* DIRECTIONS FOR THIS TASK: Omit all images. Transcribe the rest of the material below exactly.

----------

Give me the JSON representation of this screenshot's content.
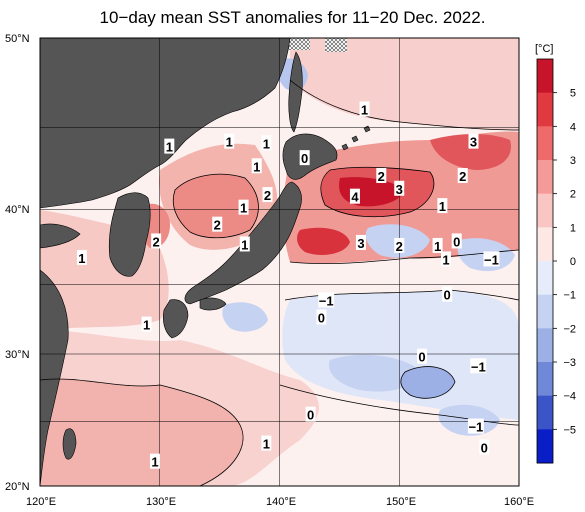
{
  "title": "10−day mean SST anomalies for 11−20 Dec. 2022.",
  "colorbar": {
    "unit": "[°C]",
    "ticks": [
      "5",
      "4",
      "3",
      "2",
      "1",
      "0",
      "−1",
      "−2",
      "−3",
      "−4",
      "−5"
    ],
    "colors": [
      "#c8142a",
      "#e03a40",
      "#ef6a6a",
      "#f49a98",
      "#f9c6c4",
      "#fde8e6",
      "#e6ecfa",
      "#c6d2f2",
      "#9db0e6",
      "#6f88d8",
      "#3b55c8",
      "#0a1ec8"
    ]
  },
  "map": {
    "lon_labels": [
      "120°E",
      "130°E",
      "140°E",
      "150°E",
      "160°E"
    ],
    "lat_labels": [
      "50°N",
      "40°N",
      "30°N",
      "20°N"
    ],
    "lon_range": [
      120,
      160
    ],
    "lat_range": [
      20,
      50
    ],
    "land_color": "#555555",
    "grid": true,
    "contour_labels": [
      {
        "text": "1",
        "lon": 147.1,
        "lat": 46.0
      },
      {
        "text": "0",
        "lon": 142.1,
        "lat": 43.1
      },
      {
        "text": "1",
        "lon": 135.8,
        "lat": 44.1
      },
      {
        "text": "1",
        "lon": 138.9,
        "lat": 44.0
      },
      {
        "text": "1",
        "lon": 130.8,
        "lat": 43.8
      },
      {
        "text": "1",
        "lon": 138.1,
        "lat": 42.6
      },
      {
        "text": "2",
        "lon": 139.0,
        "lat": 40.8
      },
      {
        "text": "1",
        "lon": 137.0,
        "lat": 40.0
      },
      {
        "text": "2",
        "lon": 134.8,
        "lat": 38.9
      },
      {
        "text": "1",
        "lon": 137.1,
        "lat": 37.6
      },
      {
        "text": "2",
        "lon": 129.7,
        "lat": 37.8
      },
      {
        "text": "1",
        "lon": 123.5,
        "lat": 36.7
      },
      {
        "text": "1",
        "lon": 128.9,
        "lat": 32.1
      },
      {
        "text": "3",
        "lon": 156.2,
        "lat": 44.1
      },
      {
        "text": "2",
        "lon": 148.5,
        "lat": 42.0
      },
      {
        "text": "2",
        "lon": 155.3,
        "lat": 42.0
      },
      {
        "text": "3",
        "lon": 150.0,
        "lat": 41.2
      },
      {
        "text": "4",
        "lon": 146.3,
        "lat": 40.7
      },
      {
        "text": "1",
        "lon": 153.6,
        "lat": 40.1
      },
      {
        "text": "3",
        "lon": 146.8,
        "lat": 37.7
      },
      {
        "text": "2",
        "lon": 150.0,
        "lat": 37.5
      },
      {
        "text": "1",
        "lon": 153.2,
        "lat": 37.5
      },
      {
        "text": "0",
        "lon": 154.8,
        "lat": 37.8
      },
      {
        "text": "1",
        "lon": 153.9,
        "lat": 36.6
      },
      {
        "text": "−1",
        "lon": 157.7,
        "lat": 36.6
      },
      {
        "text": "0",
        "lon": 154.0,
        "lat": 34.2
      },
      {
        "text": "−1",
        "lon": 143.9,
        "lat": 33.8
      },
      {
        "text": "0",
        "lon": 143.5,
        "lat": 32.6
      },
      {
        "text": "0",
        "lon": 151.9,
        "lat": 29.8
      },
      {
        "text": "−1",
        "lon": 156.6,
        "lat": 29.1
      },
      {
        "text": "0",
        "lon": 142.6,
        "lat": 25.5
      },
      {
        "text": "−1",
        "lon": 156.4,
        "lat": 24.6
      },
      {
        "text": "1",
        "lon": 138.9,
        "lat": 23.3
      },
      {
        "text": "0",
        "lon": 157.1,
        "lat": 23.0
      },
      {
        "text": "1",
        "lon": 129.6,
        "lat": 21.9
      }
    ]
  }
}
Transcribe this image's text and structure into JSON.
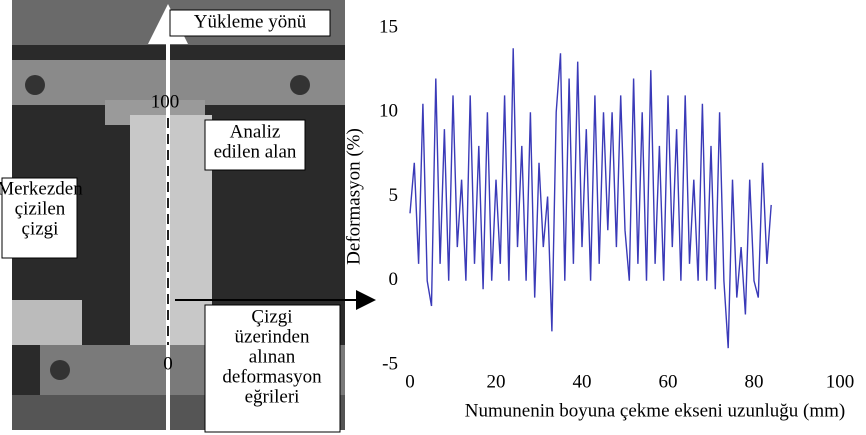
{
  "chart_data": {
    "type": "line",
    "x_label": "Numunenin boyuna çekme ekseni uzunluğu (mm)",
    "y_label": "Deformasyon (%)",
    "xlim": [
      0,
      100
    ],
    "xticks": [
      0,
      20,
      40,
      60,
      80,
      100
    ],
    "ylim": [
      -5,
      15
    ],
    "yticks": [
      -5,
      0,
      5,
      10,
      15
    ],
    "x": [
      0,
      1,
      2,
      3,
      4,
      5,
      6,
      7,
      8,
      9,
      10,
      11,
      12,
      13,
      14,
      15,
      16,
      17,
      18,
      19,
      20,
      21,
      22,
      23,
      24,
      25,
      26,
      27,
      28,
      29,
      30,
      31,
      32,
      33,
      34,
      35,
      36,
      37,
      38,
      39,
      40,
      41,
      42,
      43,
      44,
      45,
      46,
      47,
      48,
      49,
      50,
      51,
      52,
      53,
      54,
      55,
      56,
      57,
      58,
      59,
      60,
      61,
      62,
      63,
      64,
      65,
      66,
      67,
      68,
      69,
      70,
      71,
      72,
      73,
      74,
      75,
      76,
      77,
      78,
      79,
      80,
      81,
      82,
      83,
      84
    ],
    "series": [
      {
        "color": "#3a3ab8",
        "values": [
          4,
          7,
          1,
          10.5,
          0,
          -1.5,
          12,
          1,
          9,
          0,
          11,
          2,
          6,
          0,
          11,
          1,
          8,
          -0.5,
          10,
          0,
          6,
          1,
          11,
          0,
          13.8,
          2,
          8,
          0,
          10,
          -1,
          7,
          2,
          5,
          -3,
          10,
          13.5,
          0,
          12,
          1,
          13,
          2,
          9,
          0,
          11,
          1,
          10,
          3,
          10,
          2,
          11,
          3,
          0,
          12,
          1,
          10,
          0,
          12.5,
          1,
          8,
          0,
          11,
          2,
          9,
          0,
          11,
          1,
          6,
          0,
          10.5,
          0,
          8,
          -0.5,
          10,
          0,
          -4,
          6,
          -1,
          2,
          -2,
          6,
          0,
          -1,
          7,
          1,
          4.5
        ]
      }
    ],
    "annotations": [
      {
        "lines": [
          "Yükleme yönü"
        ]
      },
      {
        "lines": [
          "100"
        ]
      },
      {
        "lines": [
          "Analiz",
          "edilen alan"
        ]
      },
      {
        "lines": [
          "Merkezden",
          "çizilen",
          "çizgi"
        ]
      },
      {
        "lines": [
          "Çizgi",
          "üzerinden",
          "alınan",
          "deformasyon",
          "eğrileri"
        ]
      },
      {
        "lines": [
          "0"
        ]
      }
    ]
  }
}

----------

* ANSWER TO THE EXERCISE:
Give me the JSON representation of this screenshot's content.
{
  "title": "10−day mean SST anomalies for 11−20 Dec. 2022.",
  "colorbar": {
    "unit": "[°C]",
    "ticks": [
      "5",
      "4",
      "3",
      "2",
      "1",
      "0",
      "−1",
      "−2",
      "−3",
      "−4",
      "−5"
    ],
    "colors": [
      "#c8142a",
      "#e03a40",
      "#ef6a6a",
      "#f49a98",
      "#f9c6c4",
      "#fde8e6",
      "#e6ecfa",
      "#c6d2f2",
      "#9db0e6",
      "#6f88d8",
      "#3b55c8",
      "#0a1ec8"
    ]
  },
  "map": {
    "lon_labels": [
      "120°E",
      "130°E",
      "140°E",
      "150°E",
      "160°E"
    ],
    "lat_labels": [
      "50°N",
      "40°N",
      "30°N",
      "20°N"
    ],
    "lon_range": [
      120,
      160
    ],
    "lat_range": [
      20,
      50
    ],
    "land_color": "#555555",
    "grid": true,
    "contour_labels": [
      {
        "text": "1",
        "lon": 147.1,
        "lat": 46.0
      },
      {
        "text": "0",
        "lon": 142.1,
        "lat": 43.1
      },
      {
        "text": "1",
        "lon": 135.8,
        "lat": 44.1
      },
      {
        "text": "1",
        "lon": 138.9,
        "lat": 44.0
      },
      {
        "text": "1",
        "lon": 130.8,
        "lat": 43.8
      },
      {
        "text": "1",
        "lon": 138.1,
        "lat": 42.6
      },
      {
        "text": "2",
        "lon": 139.0,
        "lat": 40.8
      },
      {
        "text": "1",
        "lon": 137.0,
        "lat": 40.0
      },
      {
        "text": "2",
        "lon": 134.8,
        "lat": 38.9
      },
      {
        "text": "1",
        "lon": 137.1,
        "lat": 37.6
      },
      {
        "text": "2",
        "lon": 129.7,
        "lat": 37.8
      },
      {
        "text": "1",
        "lon": 123.5,
        "lat": 36.7
      },
      {
        "text": "1",
        "lon": 128.9,
        "lat": 32.1
      },
      {
        "text": "3",
        "lon": 156.2,
        "lat": 44.1
      },
      {
        "text": "2",
        "lon": 148.5,
        "lat": 42.0
      },
      {
        "text": "2",
        "lon": 155.3,
        "lat": 42.0
      },
      {
        "text": "3",
        "lon": 150.0,
        "lat": 41.2
      },
      {
        "text": "4",
        "lon": 146.3,
        "lat": 40.7
      },
      {
        "text": "1",
        "lon": 153.6,
        "lat": 40.1
      },
      {
        "text": "3",
        "lon": 146.8,
        "lat": 37.7
      },
      {
        "text": "2",
        "lon": 150.0,
        "lat": 37.5
      },
      {
        "text": "1",
        "lon": 153.2,
        "lat": 37.5
      },
      {
        "text": "0",
        "lon": 154.8,
        "lat": 37.8
      },
      {
        "text": "1",
        "lon": 153.9,
        "lat": 36.6
      },
      {
        "text": "−1",
        "lon": 157.7,
        "lat": 36.6
      },
      {
        "text": "0",
        "lon": 154.0,
        "lat": 34.2
      },
      {
        "text": "−1",
        "lon": 143.9,
        "lat": 33.8
      },
      {
        "text": "0",
        "lon": 143.5,
        "lat": 32.6
      },
      {
        "text": "0",
        "lon": 151.9,
        "lat": 29.8
      },
      {
        "text": "−1",
        "lon": 156.6,
        "lat": 29.1
      },
      {
        "text": "0",
        "lon": 142.6,
        "lat": 25.5
      },
      {
        "text": "−1",
        "lon": 156.4,
        "lat": 24.6
      },
      {
        "text": "1",
        "lon": 138.9,
        "lat": 23.3
      },
      {
        "text": "0",
        "lon": 157.1,
        "lat": 23.0
      },
      {
        "text": "1",
        "lon": 129.6,
        "lat": 21.9
      }
    ]
  }
}
Transcribe this image's text and structure into JSON.
{
  "chart_data": {
    "type": "line",
    "x_label": "Numunenin boyuna çekme ekseni uzunluğu (mm)",
    "y_label": "Deformasyon (%)",
    "xlim": [
      0,
      100
    ],
    "xticks": [
      0,
      20,
      40,
      60,
      80,
      100
    ],
    "ylim": [
      -5,
      15
    ],
    "yticks": [
      -5,
      0,
      5,
      10,
      15
    ],
    "x": [
      0,
      1,
      2,
      3,
      4,
      5,
      6,
      7,
      8,
      9,
      10,
      11,
      12,
      13,
      14,
      15,
      16,
      17,
      18,
      19,
      20,
      21,
      22,
      23,
      24,
      25,
      26,
      27,
      28,
      29,
      30,
      31,
      32,
      33,
      34,
      35,
      36,
      37,
      38,
      39,
      40,
      41,
      42,
      43,
      44,
      45,
      46,
      47,
      48,
      49,
      50,
      51,
      52,
      53,
      54,
      55,
      56,
      57,
      58,
      59,
      60,
      61,
      62,
      63,
      64,
      65,
      66,
      67,
      68,
      69,
      70,
      71,
      72,
      73,
      74,
      75,
      76,
      77,
      78,
      79,
      80,
      81,
      82,
      83,
      84
    ],
    "series": [
      {
        "color": "#3a3ab8",
        "values": [
          4,
          7,
          1,
          10.5,
          0,
          -1.5,
          12,
          1,
          9,
          0,
          11,
          2,
          6,
          0,
          11,
          1,
          8,
          -0.5,
          10,
          0,
          6,
          1,
          11,
          0,
          13.8,
          2,
          8,
          0,
          10,
          -1,
          7,
          2,
          5,
          -3,
          10,
          13.5,
          0,
          12,
          1,
          13,
          2,
          9,
          0,
          11,
          1,
          10,
          3,
          10,
          2,
          11,
          3,
          0,
          12,
          1,
          10,
          0,
          12.5,
          1,
          8,
          0,
          11,
          2,
          9,
          0,
          11,
          1,
          6,
          0,
          10.5,
          0,
          8,
          -0.5,
          10,
          0,
          -4,
          6,
          -1,
          2,
          -2,
          6,
          0,
          -1,
          7,
          1,
          4.5
        ]
      }
    ],
    "annotations": [
      {
        "lines": [
          "Yükleme yönü"
        ]
      },
      {
        "lines": [
          "100"
        ]
      },
      {
        "lines": [
          "Analiz",
          "edilen alan"
        ]
      },
      {
        "lines": [
          "Merkezden",
          "çizilen",
          "çizgi"
        ]
      },
      {
        "lines": [
          "Çizgi",
          "üzerinden",
          "alınan",
          "deformasyon",
          "eğrileri"
        ]
      },
      {
        "lines": [
          "0"
        ]
      }
    ]
  }
}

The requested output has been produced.